Read the lines below. Copy out any that hold the string "Media".

> [Records for processing]
<<<<

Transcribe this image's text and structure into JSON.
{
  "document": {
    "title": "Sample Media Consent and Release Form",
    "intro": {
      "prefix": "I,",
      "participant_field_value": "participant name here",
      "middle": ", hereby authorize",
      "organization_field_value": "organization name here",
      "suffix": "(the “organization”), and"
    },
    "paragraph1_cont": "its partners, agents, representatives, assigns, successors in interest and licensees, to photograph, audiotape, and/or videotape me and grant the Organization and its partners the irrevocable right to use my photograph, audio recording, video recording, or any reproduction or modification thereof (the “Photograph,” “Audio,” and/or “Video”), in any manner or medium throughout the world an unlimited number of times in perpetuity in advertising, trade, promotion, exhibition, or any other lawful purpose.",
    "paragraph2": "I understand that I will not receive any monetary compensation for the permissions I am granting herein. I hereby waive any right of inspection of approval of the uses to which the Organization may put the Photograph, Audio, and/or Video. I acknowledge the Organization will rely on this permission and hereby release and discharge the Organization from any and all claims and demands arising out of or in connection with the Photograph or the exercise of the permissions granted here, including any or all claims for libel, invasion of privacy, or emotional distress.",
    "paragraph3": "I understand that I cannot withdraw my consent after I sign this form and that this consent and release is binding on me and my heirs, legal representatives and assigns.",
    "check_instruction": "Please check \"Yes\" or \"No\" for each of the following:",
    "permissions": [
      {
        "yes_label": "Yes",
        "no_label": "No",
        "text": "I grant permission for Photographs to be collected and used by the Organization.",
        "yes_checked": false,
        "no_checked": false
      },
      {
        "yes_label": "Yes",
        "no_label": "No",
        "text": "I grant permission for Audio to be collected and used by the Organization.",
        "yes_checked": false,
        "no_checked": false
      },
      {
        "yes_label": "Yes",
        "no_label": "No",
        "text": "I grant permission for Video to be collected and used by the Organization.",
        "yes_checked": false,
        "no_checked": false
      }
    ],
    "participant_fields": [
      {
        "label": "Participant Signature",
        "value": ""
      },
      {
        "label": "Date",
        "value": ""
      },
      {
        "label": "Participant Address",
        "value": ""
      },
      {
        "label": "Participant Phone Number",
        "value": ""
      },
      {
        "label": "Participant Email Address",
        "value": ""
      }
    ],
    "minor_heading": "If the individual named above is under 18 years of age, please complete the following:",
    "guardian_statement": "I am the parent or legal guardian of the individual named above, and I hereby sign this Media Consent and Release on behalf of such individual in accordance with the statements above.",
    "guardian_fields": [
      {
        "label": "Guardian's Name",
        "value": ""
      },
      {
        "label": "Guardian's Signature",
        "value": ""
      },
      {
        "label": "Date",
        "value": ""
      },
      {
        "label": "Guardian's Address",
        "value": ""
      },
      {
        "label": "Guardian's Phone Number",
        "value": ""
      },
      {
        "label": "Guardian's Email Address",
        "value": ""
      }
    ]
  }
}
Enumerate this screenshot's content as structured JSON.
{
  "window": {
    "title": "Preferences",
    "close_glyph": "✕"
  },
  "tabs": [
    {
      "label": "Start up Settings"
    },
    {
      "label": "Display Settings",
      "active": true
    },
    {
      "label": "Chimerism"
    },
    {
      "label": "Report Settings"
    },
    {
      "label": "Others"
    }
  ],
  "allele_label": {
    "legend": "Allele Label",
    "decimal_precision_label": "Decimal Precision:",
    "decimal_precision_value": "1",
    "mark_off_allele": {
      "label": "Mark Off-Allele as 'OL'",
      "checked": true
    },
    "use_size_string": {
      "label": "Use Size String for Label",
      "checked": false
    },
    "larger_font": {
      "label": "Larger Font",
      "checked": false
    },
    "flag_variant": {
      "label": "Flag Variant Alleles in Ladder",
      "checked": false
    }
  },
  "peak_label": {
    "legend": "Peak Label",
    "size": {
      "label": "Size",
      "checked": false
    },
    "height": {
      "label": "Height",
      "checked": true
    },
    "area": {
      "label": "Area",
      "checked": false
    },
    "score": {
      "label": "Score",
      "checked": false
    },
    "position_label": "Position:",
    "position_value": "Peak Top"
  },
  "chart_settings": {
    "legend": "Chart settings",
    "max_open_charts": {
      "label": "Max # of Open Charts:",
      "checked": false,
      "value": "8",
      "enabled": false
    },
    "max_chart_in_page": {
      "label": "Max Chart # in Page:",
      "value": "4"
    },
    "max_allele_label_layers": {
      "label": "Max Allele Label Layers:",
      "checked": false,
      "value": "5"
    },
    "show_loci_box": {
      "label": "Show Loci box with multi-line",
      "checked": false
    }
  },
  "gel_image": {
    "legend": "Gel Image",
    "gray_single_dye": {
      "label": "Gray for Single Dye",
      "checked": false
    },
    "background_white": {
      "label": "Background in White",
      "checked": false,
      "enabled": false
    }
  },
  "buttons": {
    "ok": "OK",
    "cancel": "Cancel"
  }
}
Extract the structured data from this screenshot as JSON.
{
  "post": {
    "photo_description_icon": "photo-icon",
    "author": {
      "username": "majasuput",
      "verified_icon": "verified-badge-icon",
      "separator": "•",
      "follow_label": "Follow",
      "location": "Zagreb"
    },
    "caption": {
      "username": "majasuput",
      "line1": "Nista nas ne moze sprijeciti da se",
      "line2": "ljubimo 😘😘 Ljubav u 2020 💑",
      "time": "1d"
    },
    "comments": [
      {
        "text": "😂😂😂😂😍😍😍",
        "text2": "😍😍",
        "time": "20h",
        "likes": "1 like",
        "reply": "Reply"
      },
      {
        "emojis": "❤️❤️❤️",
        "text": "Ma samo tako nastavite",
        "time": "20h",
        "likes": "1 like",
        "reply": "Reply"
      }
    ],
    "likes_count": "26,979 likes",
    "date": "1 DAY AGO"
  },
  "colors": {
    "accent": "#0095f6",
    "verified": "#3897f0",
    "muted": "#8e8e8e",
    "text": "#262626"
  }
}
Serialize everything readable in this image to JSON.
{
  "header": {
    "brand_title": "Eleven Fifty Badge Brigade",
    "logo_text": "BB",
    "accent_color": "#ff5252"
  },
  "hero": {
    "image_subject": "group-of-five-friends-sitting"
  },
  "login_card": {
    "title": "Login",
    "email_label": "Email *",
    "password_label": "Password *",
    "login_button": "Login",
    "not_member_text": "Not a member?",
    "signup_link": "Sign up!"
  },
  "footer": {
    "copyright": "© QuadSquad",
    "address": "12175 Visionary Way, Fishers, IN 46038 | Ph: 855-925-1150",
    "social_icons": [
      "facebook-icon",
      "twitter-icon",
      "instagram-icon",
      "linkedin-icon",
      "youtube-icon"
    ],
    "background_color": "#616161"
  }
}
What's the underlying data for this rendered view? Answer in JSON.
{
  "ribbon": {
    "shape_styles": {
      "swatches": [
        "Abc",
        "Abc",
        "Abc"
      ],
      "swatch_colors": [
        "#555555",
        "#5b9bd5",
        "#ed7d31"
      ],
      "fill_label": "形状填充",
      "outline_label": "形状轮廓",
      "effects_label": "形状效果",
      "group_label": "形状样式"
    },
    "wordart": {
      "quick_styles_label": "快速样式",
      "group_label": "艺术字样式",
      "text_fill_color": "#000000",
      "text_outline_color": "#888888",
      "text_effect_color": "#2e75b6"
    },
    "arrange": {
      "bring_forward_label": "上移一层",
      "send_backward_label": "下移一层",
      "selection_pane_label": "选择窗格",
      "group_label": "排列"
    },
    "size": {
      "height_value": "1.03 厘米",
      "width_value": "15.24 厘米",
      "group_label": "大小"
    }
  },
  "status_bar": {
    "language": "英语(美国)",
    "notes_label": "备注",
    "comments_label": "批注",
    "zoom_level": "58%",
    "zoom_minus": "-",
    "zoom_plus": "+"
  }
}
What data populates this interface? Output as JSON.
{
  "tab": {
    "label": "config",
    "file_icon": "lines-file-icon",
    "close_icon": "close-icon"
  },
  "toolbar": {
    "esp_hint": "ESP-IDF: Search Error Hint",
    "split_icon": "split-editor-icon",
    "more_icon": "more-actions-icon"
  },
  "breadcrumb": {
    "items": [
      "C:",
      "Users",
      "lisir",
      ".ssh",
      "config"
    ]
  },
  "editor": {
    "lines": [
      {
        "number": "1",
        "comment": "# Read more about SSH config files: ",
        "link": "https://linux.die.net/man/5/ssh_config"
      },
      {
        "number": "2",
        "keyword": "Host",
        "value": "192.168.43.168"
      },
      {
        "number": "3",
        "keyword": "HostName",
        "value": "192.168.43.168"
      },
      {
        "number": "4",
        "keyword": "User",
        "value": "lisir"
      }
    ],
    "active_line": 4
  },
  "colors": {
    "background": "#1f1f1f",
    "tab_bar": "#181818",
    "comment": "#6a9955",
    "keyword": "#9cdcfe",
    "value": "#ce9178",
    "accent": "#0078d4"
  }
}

>>>>

> [Reply to the task]
    "title": "Sample Media Consent and Release Form",
    "guardian_statement": "I am the parent or legal guardian of the individual named above, and I hereby sign this Media Consent and Release on behalf of such individual in accordance with the statements above.",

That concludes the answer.